Request
In full and without alteration, repeat the material.

^^^^^^^^^^^^^^^^

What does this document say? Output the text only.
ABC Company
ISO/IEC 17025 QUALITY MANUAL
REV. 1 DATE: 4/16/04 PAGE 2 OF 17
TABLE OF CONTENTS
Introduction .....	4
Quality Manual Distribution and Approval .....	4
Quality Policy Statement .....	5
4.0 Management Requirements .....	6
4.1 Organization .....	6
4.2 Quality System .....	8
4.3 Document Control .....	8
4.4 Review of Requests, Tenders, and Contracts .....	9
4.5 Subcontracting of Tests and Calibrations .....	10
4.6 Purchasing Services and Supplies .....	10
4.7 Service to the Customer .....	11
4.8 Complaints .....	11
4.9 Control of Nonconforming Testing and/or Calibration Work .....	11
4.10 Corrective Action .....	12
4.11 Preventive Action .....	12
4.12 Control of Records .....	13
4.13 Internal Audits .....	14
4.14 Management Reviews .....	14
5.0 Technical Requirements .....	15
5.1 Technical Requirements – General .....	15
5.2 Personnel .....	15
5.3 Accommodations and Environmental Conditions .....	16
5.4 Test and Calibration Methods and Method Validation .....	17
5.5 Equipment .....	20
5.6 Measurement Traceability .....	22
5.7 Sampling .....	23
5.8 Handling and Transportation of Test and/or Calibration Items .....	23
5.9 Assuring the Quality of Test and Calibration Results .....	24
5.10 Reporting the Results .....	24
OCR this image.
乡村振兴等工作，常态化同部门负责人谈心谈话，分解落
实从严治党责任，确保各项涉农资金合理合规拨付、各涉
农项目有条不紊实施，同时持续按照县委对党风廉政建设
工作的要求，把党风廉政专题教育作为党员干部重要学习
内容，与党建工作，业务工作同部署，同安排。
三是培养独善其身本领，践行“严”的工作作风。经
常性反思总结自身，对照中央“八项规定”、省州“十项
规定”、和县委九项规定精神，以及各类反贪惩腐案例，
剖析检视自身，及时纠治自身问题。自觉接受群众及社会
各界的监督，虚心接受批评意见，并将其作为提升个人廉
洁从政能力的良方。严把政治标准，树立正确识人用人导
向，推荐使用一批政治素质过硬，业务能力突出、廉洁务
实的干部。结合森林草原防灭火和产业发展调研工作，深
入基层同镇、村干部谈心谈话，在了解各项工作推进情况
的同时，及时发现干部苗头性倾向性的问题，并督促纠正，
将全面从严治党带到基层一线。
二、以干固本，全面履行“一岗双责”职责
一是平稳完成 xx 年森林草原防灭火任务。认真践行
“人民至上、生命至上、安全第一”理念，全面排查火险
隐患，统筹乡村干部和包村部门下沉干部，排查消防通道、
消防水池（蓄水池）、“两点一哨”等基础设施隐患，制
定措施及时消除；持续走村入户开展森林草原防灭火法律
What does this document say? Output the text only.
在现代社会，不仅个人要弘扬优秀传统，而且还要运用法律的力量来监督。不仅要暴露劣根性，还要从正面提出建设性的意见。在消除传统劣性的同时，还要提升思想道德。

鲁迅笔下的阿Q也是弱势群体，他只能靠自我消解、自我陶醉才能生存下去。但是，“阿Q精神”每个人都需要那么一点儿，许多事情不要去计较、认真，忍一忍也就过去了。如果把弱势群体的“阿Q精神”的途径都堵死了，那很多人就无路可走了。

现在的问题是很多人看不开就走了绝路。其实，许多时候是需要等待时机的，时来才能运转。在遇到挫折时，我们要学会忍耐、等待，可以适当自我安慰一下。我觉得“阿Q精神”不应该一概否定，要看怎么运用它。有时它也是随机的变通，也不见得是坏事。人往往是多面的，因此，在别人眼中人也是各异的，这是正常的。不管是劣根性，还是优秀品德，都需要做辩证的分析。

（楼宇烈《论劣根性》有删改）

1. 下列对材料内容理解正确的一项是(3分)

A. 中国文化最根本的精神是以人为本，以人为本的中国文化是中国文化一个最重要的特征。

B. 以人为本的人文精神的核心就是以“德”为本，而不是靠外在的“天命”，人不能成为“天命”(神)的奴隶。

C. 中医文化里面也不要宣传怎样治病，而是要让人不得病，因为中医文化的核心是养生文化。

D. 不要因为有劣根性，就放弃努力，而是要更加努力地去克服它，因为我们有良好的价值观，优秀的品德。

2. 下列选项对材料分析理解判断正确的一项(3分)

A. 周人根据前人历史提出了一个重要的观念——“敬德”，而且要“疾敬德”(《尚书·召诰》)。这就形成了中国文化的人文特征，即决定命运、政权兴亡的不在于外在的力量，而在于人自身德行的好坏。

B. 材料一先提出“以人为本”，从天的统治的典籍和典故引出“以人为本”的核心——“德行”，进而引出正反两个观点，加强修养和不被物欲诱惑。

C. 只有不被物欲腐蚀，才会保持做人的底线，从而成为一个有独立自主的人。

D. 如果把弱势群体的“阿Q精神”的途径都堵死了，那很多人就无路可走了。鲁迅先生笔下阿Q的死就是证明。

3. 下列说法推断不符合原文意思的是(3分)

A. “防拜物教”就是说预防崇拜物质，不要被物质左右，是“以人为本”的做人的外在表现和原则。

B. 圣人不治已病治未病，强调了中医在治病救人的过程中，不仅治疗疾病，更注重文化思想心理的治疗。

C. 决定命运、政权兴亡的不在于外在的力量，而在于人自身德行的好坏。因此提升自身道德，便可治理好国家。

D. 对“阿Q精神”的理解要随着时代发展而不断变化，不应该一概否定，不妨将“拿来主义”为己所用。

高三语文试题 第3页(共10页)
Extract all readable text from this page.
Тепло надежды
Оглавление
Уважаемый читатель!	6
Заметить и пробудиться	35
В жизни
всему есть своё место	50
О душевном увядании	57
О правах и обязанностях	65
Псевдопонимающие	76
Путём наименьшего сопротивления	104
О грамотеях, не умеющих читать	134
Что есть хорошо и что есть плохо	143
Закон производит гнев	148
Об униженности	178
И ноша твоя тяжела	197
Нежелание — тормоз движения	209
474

^^^^^^^^^^^^^^^^

Exercise solution
What does this document say? Output the text only.
ABC Company
ISO/IEC 17025 QUALITY MANUAL
REV. 1 DATE: 4/16/04 PAGE 2 OF 17
TABLE OF CONTENTS
Introduction .....	4
Quality Manual Distribution and Approval .....	4
Quality Policy Statement .....	5
4.0 Management Requirements .....	6
4.1 Organization .....	6
4.2 Quality System .....	8
4.3 Document Control .....	8
4.4 Review of Requests, Tenders, and Contracts .....	9
4.5 Subcontracting of Tests and Calibrations .....	10
4.6 Purchasing Services and Supplies .....	10
4.7 Service to the Customer .....	11
4.8 Complaints .....	11
4.9 Control of Nonconforming Testing and/or Calibration Work .....	11
4.10 Corrective Action .....	12
4.11 Preventive Action .....	12
4.12 Control of Records .....	13
4.13 Internal Audits .....	14
4.14 Management Reviews .....	14
5.0 Technical Requirements .....	15
5.1 Technical Requirements – General .....	15
5.2 Personnel .....	15
5.3 Accommodations and Environmental Conditions .....	16
5.4 Test and Calibration Methods and Method Validation .....	17
5.5 Equipment .....	20
5.6 Measurement Traceability .....	22
5.7 Sampling .....	23
5.8 Handling and Transportation of Test and/or Calibration Items .....	23
5.9 Assuring the Quality of Test and Calibration Results .....	24
5.10 Reporting the Results .....	24
OCR this image.
乡村振兴等工作，常态化同部门负责人谈心谈话，分解落
实从严治党责任，确保各项涉农资金合理合规拨付、各涉
农项目有条不紊实施，同时持续按照县委对党风廉政建设
工作的要求，把党风廉政专题教育作为党员干部重要学习
内容，与党建工作，业务工作同部署，同安排。
三是培养独善其身本领，践行“严”的工作作风。经
常性反思总结自身，对照中央“八项规定”、省州“十项
规定”、和县委九项规定精神，以及各类反贪惩腐案例，
剖析检视自身，及时纠治自身问题。自觉接受群众及社会
各界的监督，虚心接受批评意见，并将其作为提升个人廉
洁从政能力的良方。严把政治标准，树立正确识人用人导
向，推荐使用一批政治素质过硬，业务能力突出、廉洁务
实的干部。结合森林草原防灭火和产业发展调研工作，深
入基层同镇、村干部谈心谈话，在了解各项工作推进情况
的同时，及时发现干部苗头性倾向性的问题，并督促纠正，
将全面从严治党带到基层一线。
二、以干固本，全面履行“一岗双责”职责
一是平稳完成 xx 年森林草原防灭火任务。认真践行
“人民至上、生命至上、安全第一”理念，全面排查火险
隐患，统筹乡村干部和包村部门下沉干部，排查消防通道、
消防水池（蓄水池）、“两点一哨”等基础设施隐患，制
定措施及时消除；持续走村入户开展森林草原防灭火法律
What does this document say? Output the text only.
在现代社会，不仅个人要弘扬优秀传统，而且还要运用法律的力量来监督。不仅要暴露劣根性，还要从正面提出建设性的意见。在消除传统劣性的同时，还要提升思想道德。

鲁迅笔下的阿Q也是弱势群体，他只能靠自我消解、自我陶醉才能生存下去。但是，“阿Q精神”每个人都需要那么一点儿，许多事情不要去计较、认真，忍一忍也就过去了。如果把弱势群体的“阿Q精神”的途径都堵死了，那很多人就无路可走了。

现在的问题是很多人看不开就走了绝路。其实，许多时候是需要等待时机的，时来才能运转。在遇到挫折时，我们要学会忍耐、等待，可以适当自我安慰一下。我觉得“阿Q精神”不应该一概否定，要看怎么运用它。有时它也是随机的变通，也不见得是坏事。人往往是多面的，因此，在别人眼中人也是各异的，这是正常的。不管是劣根性，还是优秀品德，都需要做辩证的分析。

（楼宇烈《论劣根性》有删改）

1. 下列对材料内容理解正确的一项是(3分)

A. 中国文化最根本的精神是以人为本，以人为本的中国文化是中国文化一个最重要的特征。

B. 以人为本的人文精神的核心就是以“德”为本，而不是靠外在的“天命”，人不能成为“天命”(神)的奴隶。

C. 中医文化里面也不要宣传怎样治病，而是要让人不得病，因为中医文化的核心是养生文化。

D. 不要因为有劣根性，就放弃努力，而是要更加努力地去克服它，因为我们有良好的价值观，优秀的品德。

2. 下列选项对材料分析理解判断正确的一项(3分)

A. 周人根据前人历史提出了一个重要的观念——“敬德”，而且要“疾敬德”(《尚书·召诰》)。这就形成了中国文化的人文特征，即决定命运、政权兴亡的不在于外在的力量，而在于人自身德行的好坏。

B. 材料一先提出“以人为本”，从天的统治的典籍和典故引出“以人为本”的核心——“德行”，进而引出正反两个观点，加强修养和不被物欲诱惑。

C. 只有不被物欲腐蚀，才会保持做人的底线，从而成为一个有独立自主的人。

D. 如果把弱势群体的“阿Q精神”的途径都堵死了，那很多人就无路可走了。鲁迅先生笔下阿Q的死就是证明。

3. 下列说法推断不符合原文意思的是(3分)

A. “防拜物教”就是说预防崇拜物质，不要被物质左右，是“以人为本”的做人的外在表现和原则。

B. 圣人不治已病治未病，强调了中医在治病救人的过程中，不仅治疗疾病，更注重文化思想心理的治疗。

C. 决定命运、政权兴亡的不在于外在的力量，而在于人自身德行的好坏。因此提升自身道德，便可治理好国家。

D. 对“阿Q精神”的理解要随着时代发展而不断变化，不应该一概否定，不妨将“拿来主义”为己所用。

高三语文试题 第3页(共10页)
Extract all readable text from this page.
Тепло надежды
Оглавление
Уважаемый читатель!	6
Заметить и пробудиться	35
В жизни
всему есть своё место	50
О душевном увядании	57
О правах и обязанностях	65
Псевдопонимающие	76
Путём наименьшего сопротивления	104
О грамотеях, не умеющих читать	134
Что есть хорошо и что есть плохо	143
Закон производит гнев	148
Об униженности	178
И ноша твоя тяжела	197
Нежелание — тормоз движения	209
474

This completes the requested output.